**What the task asks**. Print every line of the listing exactly, please.

**Records for the task**.

* START *

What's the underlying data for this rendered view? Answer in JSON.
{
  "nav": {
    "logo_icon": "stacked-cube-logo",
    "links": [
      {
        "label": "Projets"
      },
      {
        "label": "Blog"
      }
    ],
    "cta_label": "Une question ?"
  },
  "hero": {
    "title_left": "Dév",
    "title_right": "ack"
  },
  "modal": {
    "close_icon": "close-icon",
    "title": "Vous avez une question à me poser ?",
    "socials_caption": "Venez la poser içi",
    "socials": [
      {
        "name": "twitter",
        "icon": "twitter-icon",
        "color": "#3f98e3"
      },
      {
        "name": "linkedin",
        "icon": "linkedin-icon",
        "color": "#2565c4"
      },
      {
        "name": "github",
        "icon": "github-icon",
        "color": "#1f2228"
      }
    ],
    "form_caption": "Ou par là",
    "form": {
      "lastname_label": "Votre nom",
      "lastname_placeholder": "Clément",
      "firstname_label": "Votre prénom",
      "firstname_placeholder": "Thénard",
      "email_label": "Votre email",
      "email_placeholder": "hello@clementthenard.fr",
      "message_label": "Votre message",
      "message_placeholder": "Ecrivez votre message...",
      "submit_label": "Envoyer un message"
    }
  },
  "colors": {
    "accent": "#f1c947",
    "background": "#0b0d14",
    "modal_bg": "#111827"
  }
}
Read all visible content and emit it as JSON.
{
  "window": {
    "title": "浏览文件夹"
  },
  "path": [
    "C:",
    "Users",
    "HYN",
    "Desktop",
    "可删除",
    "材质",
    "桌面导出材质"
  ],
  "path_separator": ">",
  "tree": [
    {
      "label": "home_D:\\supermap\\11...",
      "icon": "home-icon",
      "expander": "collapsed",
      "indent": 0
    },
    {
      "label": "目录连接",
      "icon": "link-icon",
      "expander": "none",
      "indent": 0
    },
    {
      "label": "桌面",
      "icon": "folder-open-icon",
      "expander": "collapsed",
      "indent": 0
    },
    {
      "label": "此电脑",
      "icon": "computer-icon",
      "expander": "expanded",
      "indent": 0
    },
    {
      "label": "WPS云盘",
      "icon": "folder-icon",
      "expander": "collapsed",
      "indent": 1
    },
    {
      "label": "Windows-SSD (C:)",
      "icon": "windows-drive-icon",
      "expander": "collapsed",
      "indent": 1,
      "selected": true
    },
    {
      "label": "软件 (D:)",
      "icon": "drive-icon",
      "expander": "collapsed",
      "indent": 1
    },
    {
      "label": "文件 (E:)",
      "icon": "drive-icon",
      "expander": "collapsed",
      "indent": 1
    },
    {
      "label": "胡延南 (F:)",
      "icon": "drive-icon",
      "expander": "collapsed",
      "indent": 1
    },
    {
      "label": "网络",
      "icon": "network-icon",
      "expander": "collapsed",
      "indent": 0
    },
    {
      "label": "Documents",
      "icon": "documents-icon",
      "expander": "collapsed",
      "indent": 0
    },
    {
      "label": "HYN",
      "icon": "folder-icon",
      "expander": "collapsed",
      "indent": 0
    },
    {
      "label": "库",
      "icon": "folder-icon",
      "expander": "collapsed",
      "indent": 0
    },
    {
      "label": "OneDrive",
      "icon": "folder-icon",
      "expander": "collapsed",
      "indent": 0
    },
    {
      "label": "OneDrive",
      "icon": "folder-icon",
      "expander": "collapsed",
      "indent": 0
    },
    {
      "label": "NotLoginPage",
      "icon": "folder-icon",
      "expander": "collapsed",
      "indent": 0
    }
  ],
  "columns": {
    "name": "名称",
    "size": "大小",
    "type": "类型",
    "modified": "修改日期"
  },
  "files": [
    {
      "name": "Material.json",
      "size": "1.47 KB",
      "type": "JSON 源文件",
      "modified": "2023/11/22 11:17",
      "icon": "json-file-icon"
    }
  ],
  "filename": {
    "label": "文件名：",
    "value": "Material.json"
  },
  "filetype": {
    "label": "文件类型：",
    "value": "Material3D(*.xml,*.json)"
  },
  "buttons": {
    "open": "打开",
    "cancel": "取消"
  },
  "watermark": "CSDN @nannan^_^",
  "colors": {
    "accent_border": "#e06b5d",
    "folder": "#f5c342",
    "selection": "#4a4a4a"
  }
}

* END *

**Solution to the problem**.
What's the underlying data for this rendered view? Answer in JSON.
{
  "nav": {
    "logo_icon": "stacked-cube-logo",
    "links": [
      {
        "label": "Projets"
      },
      {
        "label": "Blog"
      }
    ],
    "cta_label": "Une question ?"
  },
  "hero": {
    "title_left": "Dév",
    "title_right": "ack"
  },
  "modal": {
    "close_icon": "close-icon",
    "title": "Vous avez une question à me poser ?",
    "socials_caption": "Venez la poser içi",
    "socials": [
      {
        "name": "twitter",
        "icon": "twitter-icon",
        "color": "#3f98e3"
      },
      {
        "name": "linkedin",
        "icon": "linkedin-icon",
        "color": "#2565c4"
      },
      {
        "name": "github",
        "icon": "github-icon",
        "color": "#1f2228"
      }
    ],
    "form_caption": "Ou par là",
    "form": {
      "lastname_label": "Votre nom",
      "lastname_placeholder": "Clément",
      "firstname_label": "Votre prénom",
      "firstname_placeholder": "Thénard",
      "email_label": "Votre email",
      "email_placeholder": "hello@clementthenard.fr",
      "message_label": "Votre message",
      "message_placeholder": "Ecrivez votre message...",
      "submit_label": "Envoyer un message"
    }
  },
  "colors": {
    "accent": "#f1c947",
    "background": "#0b0d14",
    "modal_bg": "#111827"
  }
}
Read all visible content and emit it as JSON.
{
  "window": {
    "title": "浏览文件夹"
  },
  "path": [
    "C:",
    "Users",
    "HYN",
    "Desktop",
    "可删除",
    "材质",
    "桌面导出材质"
  ],
  "path_separator": ">",
  "tree": [
    {
      "label": "home_D:\\supermap\\11...",
      "icon": "home-icon",
      "expander": "collapsed",
      "indent": 0
    },
    {
      "label": "目录连接",
      "icon": "link-icon",
      "expander": "none",
      "indent": 0
    },
    {
      "label": "桌面",
      "icon": "folder-open-icon",
      "expander": "collapsed",
      "indent": 0
    },
    {
      "label": "此电脑",
      "icon": "computer-icon",
      "expander": "expanded",
      "indent": 0
    },
    {
      "label": "WPS云盘",
      "icon": "folder-icon",
      "expander": "collapsed",
      "indent": 1
    },
    {
      "label": "Windows-SSD (C:)",
      "icon": "windows-drive-icon",
      "expander": "collapsed",
      "indent": 1,
      "selected": true
    },
    {
      "label": "软件 (D:)",
      "icon": "drive-icon",
      "expander": "collapsed",
      "indent": 1
    },
    {
      "label": "文件 (E:)",
      "icon": "drive-icon",
      "expander": "collapsed",
      "indent": 1
    },
    {
      "label": "胡延南 (F:)",
      "icon": "drive-icon",
      "expander": "collapsed",
      "indent": 1
    },
    {
      "label": "网络",
      "icon": "network-icon",
      "expander": "collapsed",
      "indent": 0
    },
    {
      "label": "Documents",
      "icon": "documents-icon",
      "expander": "collapsed",
      "indent": 0
    },
    {
      "label": "HYN",
      "icon": "folder-icon",
      "expander": "collapsed",
      "indent": 0
    },
    {
      "label": "库",
      "icon": "folder-icon",
      "expander": "collapsed",
      "indent": 0
    },
    {
      "label": "OneDrive",
      "icon": "folder-icon",
      "expander": "collapsed",
      "indent": 0
    },
    {
      "label": "OneDrive",
      "icon": "folder-icon",
      "expander": "collapsed",
      "indent": 0
    },
    {
      "label": "NotLoginPage",
      "icon": "folder-icon",
      "expander": "collapsed",
      "indent": 0
    }
  ],
  "columns": {
    "name": "名称",
    "size": "大小",
    "type": "类型",
    "modified": "修改日期"
  },
  "files": [
    {
      "name": "Material.json",
      "size": "1.47 KB",
      "type": "JSON 源文件",
      "modified": "2023/11/22 11:17",
      "icon": "json-file-icon"
    }
  ],
  "filename": {
    "label": "文件名：",
    "value": "Material.json"
  },
  "filetype": {
    "label": "文件类型：",
    "value": "Material3D(*.xml,*.json)"
  },
  "buttons": {
    "open": "打开",
    "cancel": "取消"
  },
  "watermark": "CSDN @nannan^_^",
  "colors": {
    "accent_border": "#e06b5d",
    "folder": "#f5c342",
    "selection": "#4a4a4a"
  }
}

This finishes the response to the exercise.